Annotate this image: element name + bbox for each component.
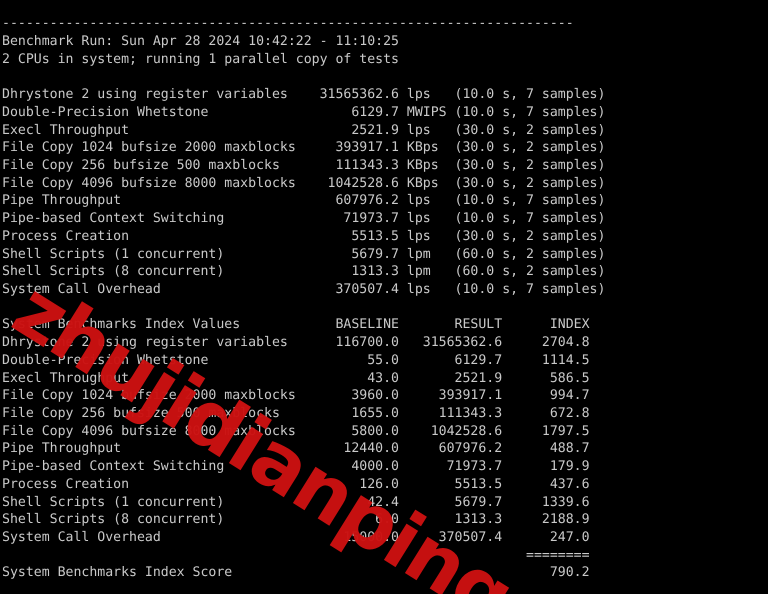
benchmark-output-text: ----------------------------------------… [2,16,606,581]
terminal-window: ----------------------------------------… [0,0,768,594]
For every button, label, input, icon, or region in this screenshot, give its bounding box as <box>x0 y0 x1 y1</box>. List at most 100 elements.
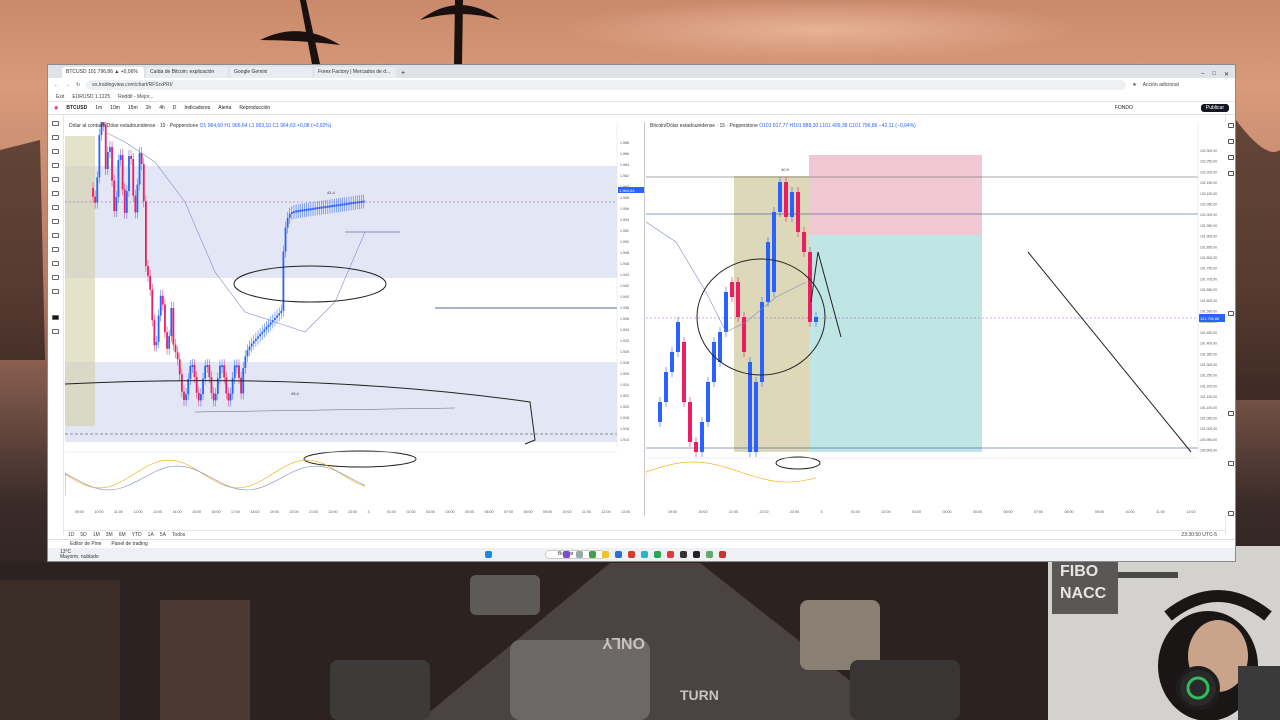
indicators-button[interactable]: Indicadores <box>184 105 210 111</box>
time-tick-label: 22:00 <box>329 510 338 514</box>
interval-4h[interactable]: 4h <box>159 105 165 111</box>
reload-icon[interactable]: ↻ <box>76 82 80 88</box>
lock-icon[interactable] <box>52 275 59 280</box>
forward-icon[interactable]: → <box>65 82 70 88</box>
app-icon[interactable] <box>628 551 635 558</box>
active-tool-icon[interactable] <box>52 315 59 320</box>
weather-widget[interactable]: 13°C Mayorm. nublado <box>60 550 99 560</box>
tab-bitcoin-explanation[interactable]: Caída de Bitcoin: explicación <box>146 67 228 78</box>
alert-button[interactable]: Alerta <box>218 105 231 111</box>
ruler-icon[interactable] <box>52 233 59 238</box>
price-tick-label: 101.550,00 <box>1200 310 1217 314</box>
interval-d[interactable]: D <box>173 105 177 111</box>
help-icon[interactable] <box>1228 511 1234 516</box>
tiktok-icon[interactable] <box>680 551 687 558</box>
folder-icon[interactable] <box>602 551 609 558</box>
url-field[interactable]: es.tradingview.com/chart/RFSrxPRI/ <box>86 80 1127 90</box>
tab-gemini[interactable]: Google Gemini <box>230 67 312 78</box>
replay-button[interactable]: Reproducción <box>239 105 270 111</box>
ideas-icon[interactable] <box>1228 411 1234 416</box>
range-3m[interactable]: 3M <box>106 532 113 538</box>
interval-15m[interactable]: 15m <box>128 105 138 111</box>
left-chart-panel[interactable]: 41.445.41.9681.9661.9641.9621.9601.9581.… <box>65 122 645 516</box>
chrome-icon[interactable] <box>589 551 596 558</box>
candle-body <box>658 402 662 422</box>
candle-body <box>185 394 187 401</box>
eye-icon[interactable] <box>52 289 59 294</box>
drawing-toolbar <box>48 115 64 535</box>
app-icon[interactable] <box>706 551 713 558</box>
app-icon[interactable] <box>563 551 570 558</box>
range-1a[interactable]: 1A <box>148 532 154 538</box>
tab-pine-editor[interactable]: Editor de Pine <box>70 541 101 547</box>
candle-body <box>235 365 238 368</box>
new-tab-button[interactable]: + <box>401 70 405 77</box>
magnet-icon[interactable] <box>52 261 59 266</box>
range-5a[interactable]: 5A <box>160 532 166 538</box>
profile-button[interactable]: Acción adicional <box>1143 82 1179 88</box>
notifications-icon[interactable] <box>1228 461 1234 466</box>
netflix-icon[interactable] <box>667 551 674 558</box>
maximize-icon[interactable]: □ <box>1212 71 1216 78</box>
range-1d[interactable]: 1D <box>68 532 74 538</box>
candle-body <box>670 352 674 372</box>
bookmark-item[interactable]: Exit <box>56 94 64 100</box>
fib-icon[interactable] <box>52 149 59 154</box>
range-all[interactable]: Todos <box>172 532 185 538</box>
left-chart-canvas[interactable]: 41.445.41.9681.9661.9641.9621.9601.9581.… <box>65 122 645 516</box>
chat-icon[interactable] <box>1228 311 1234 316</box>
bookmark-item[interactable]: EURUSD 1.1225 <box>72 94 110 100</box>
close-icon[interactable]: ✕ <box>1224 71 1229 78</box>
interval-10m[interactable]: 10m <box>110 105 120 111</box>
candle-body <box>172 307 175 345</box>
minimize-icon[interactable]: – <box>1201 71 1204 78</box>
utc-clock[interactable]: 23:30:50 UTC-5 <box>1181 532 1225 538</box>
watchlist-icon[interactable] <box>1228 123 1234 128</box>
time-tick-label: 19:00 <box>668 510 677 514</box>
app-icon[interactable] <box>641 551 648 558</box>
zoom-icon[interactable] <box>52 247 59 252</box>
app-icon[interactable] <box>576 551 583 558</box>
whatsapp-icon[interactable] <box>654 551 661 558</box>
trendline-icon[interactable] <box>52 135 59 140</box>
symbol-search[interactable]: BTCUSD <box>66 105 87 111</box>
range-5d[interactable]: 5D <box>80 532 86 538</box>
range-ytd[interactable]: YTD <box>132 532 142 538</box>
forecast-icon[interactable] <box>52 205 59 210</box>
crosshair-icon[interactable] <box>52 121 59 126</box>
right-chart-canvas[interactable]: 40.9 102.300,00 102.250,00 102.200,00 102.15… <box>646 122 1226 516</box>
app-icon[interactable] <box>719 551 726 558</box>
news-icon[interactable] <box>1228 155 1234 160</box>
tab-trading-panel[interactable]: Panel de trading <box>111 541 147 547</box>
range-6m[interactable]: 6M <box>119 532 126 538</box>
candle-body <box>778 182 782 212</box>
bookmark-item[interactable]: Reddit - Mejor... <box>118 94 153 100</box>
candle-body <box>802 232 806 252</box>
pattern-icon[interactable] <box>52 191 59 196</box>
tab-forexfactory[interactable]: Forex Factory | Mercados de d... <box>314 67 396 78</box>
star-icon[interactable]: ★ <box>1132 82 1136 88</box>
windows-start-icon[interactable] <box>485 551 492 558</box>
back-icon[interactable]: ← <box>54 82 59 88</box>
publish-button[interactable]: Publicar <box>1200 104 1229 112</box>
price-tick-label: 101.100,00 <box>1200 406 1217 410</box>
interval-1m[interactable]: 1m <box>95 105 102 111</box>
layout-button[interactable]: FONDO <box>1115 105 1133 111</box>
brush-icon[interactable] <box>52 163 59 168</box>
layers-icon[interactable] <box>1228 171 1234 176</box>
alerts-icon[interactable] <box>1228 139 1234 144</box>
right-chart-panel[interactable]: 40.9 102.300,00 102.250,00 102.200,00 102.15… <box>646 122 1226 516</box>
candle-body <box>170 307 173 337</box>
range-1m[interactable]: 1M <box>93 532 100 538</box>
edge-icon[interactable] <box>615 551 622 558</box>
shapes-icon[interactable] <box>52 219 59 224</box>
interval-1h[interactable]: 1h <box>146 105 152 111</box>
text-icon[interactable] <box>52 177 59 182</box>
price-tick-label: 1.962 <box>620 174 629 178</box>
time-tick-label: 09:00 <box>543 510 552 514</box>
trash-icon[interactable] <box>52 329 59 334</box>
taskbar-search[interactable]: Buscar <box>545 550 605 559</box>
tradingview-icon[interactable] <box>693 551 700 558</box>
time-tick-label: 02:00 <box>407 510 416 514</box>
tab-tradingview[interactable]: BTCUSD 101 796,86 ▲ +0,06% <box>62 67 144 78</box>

****

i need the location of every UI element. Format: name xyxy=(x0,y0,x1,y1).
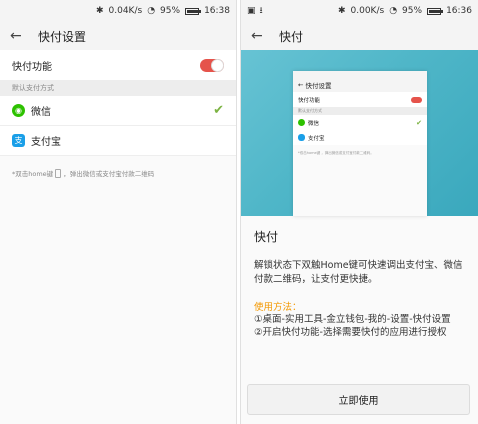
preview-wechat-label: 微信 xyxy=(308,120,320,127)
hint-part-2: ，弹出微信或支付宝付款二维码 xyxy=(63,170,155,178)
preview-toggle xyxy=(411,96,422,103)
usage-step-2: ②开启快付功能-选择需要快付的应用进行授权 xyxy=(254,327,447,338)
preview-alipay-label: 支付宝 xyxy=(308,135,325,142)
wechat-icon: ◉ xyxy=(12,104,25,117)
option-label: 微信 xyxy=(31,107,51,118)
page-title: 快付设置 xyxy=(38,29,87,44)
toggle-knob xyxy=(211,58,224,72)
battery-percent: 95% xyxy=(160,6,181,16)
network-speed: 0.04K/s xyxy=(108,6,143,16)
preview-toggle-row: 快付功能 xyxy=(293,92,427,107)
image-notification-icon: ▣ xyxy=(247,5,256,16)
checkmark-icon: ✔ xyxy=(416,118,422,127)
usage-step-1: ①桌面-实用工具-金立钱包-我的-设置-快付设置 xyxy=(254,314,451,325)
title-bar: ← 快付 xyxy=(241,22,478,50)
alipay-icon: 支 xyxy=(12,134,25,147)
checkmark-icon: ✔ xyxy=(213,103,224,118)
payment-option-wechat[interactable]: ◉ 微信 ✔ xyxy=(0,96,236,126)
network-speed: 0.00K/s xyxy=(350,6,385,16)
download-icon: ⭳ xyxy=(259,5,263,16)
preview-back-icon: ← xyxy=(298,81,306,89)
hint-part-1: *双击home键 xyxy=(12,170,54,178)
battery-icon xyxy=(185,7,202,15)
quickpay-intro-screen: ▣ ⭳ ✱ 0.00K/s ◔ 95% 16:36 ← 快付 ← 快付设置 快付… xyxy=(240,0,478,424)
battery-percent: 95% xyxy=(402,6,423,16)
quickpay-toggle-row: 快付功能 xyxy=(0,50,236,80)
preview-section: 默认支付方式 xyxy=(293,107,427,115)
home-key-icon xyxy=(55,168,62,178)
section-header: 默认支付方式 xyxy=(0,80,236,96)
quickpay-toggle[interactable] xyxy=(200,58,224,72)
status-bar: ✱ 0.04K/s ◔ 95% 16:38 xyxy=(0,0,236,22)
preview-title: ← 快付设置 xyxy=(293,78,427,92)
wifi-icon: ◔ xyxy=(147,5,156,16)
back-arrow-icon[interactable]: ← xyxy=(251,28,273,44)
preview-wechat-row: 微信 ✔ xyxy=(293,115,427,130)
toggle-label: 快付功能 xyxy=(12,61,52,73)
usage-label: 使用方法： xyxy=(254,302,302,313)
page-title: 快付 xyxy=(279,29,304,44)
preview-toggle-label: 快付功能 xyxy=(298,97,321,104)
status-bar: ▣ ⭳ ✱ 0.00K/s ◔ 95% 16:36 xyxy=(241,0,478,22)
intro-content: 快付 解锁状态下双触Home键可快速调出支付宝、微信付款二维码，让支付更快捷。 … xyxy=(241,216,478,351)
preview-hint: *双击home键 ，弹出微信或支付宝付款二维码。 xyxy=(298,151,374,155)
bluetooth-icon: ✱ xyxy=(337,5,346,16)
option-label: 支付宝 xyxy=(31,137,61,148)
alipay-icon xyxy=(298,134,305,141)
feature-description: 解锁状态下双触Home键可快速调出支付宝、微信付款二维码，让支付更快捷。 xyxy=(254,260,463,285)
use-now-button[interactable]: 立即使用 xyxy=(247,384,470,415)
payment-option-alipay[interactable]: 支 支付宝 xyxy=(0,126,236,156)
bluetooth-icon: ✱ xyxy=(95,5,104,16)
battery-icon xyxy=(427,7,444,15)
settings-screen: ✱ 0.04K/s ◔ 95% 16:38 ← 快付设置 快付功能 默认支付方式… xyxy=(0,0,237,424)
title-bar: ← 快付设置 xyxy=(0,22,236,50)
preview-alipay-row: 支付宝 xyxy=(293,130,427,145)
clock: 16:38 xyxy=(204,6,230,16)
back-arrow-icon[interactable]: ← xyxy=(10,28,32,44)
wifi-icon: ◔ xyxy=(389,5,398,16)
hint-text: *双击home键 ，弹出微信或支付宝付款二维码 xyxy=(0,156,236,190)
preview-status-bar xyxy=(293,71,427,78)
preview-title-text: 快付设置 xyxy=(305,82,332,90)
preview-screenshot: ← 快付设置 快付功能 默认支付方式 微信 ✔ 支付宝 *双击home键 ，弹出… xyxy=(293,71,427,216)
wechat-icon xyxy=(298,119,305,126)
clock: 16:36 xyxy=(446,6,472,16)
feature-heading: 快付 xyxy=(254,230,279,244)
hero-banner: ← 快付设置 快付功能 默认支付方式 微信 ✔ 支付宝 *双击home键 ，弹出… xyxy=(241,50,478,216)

****

# Requirements
Pull out each line of the data above that contains the string "time", treating uppercase and lowercase as different.

# Task result
time-tick-label: 22:00 <box>329 510 338 514</box>
time-tick-label: 19:00 <box>668 510 677 514</box>
time-tick-label: 09:00 <box>543 510 552 514</box>
time-tick-label: 02:00 <box>407 510 416 514</box>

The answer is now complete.